(Stored items)
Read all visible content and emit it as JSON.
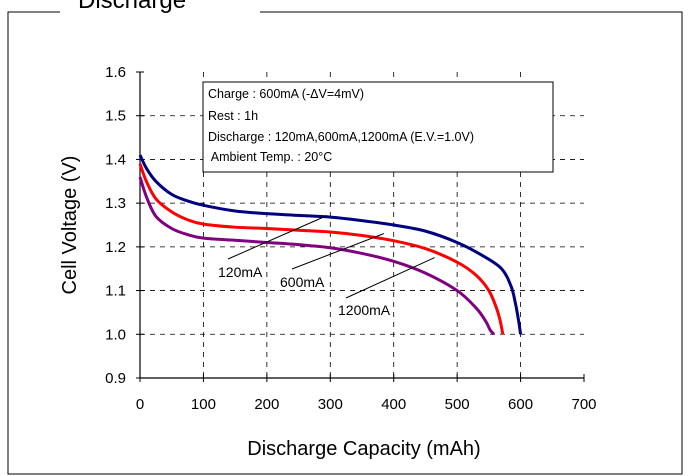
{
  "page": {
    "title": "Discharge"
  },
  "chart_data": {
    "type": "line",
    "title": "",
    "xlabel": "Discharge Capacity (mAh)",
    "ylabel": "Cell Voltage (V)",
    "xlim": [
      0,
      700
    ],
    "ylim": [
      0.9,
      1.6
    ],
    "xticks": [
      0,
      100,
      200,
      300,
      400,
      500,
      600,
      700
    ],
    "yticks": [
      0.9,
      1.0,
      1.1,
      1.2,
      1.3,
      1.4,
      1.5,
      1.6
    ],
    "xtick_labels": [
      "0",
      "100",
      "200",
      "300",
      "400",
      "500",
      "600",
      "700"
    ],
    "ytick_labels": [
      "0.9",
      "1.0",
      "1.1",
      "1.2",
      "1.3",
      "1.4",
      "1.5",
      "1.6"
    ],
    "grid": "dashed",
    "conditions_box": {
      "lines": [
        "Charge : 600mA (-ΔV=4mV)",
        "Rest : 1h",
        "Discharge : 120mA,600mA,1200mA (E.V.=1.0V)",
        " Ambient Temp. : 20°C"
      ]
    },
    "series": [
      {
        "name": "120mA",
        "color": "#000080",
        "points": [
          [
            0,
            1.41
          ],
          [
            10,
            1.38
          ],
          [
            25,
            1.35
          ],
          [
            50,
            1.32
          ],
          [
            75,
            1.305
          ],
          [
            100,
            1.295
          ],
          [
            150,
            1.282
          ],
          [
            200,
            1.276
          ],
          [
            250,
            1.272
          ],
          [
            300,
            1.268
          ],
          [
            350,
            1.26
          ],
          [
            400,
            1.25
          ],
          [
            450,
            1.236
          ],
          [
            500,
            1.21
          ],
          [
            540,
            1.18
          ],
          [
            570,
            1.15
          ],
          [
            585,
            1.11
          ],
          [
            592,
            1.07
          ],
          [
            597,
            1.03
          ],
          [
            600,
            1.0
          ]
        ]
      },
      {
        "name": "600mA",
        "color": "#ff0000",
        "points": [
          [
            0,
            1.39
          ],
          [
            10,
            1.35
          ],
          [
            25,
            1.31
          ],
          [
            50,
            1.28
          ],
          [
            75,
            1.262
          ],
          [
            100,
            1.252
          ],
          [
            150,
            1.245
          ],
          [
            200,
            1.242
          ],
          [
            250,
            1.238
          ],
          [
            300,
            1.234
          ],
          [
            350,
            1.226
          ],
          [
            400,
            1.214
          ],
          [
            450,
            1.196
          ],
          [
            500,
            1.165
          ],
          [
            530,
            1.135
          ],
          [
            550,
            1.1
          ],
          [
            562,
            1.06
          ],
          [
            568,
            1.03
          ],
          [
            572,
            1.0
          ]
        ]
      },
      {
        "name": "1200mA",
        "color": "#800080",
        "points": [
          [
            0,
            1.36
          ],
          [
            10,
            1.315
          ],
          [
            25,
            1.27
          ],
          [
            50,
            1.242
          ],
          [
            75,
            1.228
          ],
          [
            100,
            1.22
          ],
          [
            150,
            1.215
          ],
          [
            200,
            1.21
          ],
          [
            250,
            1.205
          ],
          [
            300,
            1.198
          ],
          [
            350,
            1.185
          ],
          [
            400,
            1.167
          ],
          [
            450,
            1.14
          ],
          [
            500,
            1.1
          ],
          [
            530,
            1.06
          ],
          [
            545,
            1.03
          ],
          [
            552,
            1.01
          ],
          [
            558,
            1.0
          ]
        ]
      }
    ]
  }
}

* Challenge:
Keep every word of the data as it is when you write it out, but drop the pictures.

* Exercise solution:
Read all visible content and emit it as JSON.
{
  "page": {
    "title": "Discharge"
  },
  "chart_data": {
    "type": "line",
    "title": "",
    "xlabel": "Discharge Capacity (mAh)",
    "ylabel": "Cell Voltage (V)",
    "xlim": [
      0,
      700
    ],
    "ylim": [
      0.9,
      1.6
    ],
    "xticks": [
      0,
      100,
      200,
      300,
      400,
      500,
      600,
      700
    ],
    "yticks": [
      0.9,
      1.0,
      1.1,
      1.2,
      1.3,
      1.4,
      1.5,
      1.6
    ],
    "xtick_labels": [
      "0",
      "100",
      "200",
      "300",
      "400",
      "500",
      "600",
      "700"
    ],
    "ytick_labels": [
      "0.9",
      "1.0",
      "1.1",
      "1.2",
      "1.3",
      "1.4",
      "1.5",
      "1.6"
    ],
    "grid": "dashed",
    "conditions_box": {
      "lines": [
        "Charge : 600mA (-ΔV=4mV)",
        "Rest : 1h",
        "Discharge : 120mA,600mA,1200mA (E.V.=1.0V)",
        " Ambient Temp. : 20°C"
      ]
    },
    "series": [
      {
        "name": "120mA",
        "color": "#000080",
        "points": [
          [
            0,
            1.41
          ],
          [
            10,
            1.38
          ],
          [
            25,
            1.35
          ],
          [
            50,
            1.32
          ],
          [
            75,
            1.305
          ],
          [
            100,
            1.295
          ],
          [
            150,
            1.282
          ],
          [
            200,
            1.276
          ],
          [
            250,
            1.272
          ],
          [
            300,
            1.268
          ],
          [
            350,
            1.26
          ],
          [
            400,
            1.25
          ],
          [
            450,
            1.236
          ],
          [
            500,
            1.21
          ],
          [
            540,
            1.18
          ],
          [
            570,
            1.15
          ],
          [
            585,
            1.11
          ],
          [
            592,
            1.07
          ],
          [
            597,
            1.03
          ],
          [
            600,
            1.0
          ]
        ]
      },
      {
        "name": "600mA",
        "color": "#ff0000",
        "points": [
          [
            0,
            1.39
          ],
          [
            10,
            1.35
          ],
          [
            25,
            1.31
          ],
          [
            50,
            1.28
          ],
          [
            75,
            1.262
          ],
          [
            100,
            1.252
          ],
          [
            150,
            1.245
          ],
          [
            200,
            1.242
          ],
          [
            250,
            1.238
          ],
          [
            300,
            1.234
          ],
          [
            350,
            1.226
          ],
          [
            400,
            1.214
          ],
          [
            450,
            1.196
          ],
          [
            500,
            1.165
          ],
          [
            530,
            1.135
          ],
          [
            550,
            1.1
          ],
          [
            562,
            1.06
          ],
          [
            568,
            1.03
          ],
          [
            572,
            1.0
          ]
        ]
      },
      {
        "name": "1200mA",
        "color": "#800080",
        "points": [
          [
            0,
            1.36
          ],
          [
            10,
            1.315
          ],
          [
            25,
            1.27
          ],
          [
            50,
            1.242
          ],
          [
            75,
            1.228
          ],
          [
            100,
            1.22
          ],
          [
            150,
            1.215
          ],
          [
            200,
            1.21
          ],
          [
            250,
            1.205
          ],
          [
            300,
            1.198
          ],
          [
            350,
            1.185
          ],
          [
            400,
            1.167
          ],
          [
            450,
            1.14
          ],
          [
            500,
            1.1
          ],
          [
            530,
            1.06
          ],
          [
            545,
            1.03
          ],
          [
            552,
            1.01
          ],
          [
            558,
            1.0
          ]
        ]
      }
    ]
  }
}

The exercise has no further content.